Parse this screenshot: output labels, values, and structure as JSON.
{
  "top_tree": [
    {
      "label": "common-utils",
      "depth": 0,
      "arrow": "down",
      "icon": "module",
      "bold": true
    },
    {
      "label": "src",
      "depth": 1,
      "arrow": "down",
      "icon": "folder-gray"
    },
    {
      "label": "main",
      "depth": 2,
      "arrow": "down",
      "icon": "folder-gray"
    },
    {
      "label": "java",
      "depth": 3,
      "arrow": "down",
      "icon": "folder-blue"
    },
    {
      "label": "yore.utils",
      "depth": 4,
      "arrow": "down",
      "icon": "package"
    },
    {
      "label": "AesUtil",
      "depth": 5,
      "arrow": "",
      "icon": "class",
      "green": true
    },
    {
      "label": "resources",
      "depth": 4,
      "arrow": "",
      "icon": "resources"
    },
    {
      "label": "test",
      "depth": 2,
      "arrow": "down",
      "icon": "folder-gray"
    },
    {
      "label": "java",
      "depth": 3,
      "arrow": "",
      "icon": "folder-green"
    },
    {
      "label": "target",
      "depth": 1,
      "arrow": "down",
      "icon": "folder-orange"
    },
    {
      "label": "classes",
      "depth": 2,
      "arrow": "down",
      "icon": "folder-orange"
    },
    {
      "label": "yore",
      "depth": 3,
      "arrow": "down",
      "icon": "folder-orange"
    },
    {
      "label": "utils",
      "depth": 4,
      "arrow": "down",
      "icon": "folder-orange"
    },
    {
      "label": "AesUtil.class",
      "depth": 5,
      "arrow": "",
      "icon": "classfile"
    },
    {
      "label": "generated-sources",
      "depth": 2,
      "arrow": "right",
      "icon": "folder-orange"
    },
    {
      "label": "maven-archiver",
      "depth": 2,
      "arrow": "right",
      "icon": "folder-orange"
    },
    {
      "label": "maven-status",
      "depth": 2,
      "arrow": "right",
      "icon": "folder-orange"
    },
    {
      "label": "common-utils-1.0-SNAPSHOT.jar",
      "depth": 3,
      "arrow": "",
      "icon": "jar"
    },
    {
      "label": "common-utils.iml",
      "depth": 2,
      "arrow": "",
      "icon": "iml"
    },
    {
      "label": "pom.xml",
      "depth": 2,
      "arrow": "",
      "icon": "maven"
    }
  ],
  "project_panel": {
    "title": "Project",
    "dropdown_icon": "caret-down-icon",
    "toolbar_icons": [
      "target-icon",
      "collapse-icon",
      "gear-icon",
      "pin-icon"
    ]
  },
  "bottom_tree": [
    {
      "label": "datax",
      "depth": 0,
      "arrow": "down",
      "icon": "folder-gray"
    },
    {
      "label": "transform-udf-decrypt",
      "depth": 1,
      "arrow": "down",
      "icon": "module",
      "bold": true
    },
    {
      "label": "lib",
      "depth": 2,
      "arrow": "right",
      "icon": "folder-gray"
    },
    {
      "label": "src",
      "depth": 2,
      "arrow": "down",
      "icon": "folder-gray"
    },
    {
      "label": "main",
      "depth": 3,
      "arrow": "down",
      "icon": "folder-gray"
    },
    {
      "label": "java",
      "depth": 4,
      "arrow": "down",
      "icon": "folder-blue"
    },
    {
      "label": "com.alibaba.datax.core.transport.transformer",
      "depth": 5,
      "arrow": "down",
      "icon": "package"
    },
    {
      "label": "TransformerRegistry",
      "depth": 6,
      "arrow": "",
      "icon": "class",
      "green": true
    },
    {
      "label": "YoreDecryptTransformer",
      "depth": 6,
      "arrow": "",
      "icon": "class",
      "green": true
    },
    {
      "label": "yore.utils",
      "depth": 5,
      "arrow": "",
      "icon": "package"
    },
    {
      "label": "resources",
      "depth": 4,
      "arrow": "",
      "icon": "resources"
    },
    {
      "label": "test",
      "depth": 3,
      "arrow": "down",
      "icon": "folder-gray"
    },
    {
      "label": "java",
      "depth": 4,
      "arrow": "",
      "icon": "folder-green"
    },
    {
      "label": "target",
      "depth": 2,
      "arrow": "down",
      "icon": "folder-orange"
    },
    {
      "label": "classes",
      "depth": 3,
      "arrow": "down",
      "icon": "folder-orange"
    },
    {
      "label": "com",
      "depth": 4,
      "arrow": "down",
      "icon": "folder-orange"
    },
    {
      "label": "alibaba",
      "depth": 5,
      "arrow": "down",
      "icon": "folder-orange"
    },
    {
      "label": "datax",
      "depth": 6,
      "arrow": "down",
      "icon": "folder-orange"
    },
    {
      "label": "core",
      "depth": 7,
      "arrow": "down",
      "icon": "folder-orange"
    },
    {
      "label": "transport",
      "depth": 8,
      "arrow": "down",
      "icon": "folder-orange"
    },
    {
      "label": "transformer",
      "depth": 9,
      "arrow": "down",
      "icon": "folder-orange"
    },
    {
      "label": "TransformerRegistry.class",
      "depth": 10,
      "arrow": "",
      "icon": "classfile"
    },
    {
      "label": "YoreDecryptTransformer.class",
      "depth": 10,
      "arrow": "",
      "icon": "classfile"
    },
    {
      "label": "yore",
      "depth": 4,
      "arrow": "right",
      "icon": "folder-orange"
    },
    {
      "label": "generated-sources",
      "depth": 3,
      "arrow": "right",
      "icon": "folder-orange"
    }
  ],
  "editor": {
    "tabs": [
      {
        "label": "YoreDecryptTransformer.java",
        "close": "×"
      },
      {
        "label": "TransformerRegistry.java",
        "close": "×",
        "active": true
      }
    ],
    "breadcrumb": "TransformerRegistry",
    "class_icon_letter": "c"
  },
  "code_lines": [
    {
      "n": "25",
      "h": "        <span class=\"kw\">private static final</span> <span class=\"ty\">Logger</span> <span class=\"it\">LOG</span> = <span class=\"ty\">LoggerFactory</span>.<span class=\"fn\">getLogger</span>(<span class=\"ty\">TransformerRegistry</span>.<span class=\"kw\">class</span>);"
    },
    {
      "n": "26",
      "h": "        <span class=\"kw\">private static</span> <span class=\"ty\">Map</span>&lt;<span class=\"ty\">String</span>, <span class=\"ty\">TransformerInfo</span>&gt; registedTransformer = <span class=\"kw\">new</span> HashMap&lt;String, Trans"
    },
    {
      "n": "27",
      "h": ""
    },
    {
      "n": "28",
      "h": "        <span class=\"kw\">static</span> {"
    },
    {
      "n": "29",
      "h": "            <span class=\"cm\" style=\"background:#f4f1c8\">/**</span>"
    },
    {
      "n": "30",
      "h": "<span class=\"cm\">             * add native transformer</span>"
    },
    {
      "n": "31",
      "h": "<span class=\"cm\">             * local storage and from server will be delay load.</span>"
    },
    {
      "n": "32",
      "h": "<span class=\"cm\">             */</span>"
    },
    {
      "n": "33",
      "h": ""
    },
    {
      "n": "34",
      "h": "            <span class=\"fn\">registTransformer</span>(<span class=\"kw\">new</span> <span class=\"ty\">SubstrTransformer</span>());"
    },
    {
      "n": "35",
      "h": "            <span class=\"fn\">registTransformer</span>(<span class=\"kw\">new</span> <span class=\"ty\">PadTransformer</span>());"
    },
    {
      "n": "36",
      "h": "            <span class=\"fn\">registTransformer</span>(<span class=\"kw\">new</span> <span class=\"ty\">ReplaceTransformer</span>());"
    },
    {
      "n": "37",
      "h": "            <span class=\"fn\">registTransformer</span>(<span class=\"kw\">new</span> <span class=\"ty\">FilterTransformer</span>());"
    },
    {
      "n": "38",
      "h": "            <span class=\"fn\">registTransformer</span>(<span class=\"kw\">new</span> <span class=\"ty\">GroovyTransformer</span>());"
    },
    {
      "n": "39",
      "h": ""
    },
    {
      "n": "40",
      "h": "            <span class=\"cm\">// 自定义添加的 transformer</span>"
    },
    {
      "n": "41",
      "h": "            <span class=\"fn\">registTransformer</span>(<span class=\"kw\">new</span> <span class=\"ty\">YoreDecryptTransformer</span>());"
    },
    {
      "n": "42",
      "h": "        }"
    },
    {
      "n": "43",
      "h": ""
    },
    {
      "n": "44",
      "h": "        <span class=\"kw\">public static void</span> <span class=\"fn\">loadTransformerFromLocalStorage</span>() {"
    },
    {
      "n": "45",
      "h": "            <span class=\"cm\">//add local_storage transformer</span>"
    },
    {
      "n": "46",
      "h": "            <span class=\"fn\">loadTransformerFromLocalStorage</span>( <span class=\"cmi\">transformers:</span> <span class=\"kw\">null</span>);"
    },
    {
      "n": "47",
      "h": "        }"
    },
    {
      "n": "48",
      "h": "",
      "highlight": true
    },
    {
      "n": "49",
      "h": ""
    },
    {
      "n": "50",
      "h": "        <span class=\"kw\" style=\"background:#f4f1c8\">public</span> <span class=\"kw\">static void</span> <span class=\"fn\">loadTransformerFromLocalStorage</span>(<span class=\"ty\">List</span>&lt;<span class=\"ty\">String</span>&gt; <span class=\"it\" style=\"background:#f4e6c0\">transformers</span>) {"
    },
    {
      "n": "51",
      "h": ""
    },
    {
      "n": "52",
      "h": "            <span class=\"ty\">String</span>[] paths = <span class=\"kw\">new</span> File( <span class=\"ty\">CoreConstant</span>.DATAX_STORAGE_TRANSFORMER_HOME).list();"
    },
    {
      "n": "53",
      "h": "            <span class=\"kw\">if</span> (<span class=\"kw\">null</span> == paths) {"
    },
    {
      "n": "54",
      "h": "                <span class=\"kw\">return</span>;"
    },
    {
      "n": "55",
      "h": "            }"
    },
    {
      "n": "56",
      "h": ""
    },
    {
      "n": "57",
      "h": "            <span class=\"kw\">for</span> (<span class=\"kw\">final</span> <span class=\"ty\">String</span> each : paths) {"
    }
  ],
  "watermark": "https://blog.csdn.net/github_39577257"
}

**Aim of the task:**
Find and copy each line above that includes the string "transformers".

**Response to the exercise:**
      "h": "            <span class=\"fn\">loadTransformerFromLocalStorage</span>( <span class=\"cmi\">transformers:</span> <span class=\"kw\">null</span>);"
      "h": "        <span class=\"kw\" style=\"background:#f4f1c8\">public</span> <span class=\"kw\">static void</span> <span class=\"fn\">loadTransformerFromLocalStorage</span>(<span class=\"ty\">List</span>&lt;<span class=\"ty\">String</span>&gt; <span class=\"it\" style=\"background:#f4e6c0\">transformers</span>) {"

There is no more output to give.